#### TASK BRIEF:
Your answer should be one number: how many lines of the data include the string "Turn"?

#### DATA TO PROCESS:

** BEGIN **

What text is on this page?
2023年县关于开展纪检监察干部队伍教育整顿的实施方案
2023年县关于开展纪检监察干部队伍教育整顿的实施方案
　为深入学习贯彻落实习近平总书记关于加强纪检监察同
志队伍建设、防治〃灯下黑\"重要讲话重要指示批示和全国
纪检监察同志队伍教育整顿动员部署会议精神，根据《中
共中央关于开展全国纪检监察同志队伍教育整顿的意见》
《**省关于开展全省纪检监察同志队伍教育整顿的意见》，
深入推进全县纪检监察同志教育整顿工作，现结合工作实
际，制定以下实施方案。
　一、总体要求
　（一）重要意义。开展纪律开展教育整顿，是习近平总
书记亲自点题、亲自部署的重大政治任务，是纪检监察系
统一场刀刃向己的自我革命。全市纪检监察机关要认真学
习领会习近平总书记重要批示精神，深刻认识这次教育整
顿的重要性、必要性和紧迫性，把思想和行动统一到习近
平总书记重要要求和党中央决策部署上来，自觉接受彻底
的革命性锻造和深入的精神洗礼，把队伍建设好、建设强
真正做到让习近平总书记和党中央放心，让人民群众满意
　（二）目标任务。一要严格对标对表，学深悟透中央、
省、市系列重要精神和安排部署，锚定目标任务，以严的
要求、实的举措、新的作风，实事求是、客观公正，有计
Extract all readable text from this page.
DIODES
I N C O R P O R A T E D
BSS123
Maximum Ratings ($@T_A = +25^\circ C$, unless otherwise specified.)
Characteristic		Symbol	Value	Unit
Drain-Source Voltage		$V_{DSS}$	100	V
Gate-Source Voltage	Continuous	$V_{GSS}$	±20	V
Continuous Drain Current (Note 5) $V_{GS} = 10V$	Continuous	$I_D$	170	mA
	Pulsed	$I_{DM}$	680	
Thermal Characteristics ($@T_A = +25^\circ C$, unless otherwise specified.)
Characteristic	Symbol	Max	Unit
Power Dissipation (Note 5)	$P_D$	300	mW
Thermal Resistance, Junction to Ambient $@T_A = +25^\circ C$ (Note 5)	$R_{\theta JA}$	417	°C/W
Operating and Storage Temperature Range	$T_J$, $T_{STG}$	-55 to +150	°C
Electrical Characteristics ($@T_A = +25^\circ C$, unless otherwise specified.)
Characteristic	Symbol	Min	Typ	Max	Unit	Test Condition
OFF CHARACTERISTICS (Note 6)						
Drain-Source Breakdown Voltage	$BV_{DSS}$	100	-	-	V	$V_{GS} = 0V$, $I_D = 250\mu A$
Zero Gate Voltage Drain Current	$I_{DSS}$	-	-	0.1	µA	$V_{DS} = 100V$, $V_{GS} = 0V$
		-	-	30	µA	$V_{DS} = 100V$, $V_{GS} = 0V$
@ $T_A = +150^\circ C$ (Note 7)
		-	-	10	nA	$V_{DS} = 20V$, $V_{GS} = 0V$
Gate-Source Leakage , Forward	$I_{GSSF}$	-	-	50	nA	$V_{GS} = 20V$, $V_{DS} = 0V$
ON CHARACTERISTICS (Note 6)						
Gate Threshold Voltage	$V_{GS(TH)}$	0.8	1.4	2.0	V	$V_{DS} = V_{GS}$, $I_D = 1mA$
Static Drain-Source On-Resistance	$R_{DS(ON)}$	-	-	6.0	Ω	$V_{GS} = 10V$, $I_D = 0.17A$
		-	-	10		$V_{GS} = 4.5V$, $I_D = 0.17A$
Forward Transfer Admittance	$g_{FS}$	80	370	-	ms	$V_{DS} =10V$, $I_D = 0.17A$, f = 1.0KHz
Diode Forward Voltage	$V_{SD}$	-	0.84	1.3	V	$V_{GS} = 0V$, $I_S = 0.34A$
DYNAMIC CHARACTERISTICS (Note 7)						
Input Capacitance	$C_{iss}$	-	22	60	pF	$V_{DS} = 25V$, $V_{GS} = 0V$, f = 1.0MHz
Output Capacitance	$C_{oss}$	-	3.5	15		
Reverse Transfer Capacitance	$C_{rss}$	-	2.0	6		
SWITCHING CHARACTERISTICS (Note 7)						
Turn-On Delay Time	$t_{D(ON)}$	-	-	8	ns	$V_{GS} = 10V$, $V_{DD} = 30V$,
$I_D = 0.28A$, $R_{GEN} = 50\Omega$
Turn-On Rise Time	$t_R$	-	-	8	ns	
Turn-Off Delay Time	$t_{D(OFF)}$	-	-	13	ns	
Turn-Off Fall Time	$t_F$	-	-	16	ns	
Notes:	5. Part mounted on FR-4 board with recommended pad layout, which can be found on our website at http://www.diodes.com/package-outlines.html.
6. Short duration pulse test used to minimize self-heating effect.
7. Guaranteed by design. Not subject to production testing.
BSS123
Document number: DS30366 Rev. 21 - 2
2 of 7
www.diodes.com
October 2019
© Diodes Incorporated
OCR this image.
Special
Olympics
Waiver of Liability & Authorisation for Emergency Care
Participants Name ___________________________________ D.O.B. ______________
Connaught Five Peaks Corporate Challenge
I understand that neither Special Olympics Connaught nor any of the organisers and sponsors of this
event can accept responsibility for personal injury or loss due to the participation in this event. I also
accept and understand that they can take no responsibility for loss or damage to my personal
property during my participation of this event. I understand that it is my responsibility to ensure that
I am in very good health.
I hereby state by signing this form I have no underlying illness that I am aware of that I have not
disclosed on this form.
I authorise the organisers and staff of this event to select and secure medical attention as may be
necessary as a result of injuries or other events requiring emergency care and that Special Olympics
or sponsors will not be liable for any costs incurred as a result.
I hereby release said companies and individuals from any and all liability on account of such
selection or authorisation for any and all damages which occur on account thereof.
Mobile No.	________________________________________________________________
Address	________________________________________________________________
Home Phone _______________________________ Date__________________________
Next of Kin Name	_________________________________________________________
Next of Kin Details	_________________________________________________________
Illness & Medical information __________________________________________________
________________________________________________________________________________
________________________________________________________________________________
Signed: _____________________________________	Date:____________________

** END **

#### COMPLETED EXERCISE:
4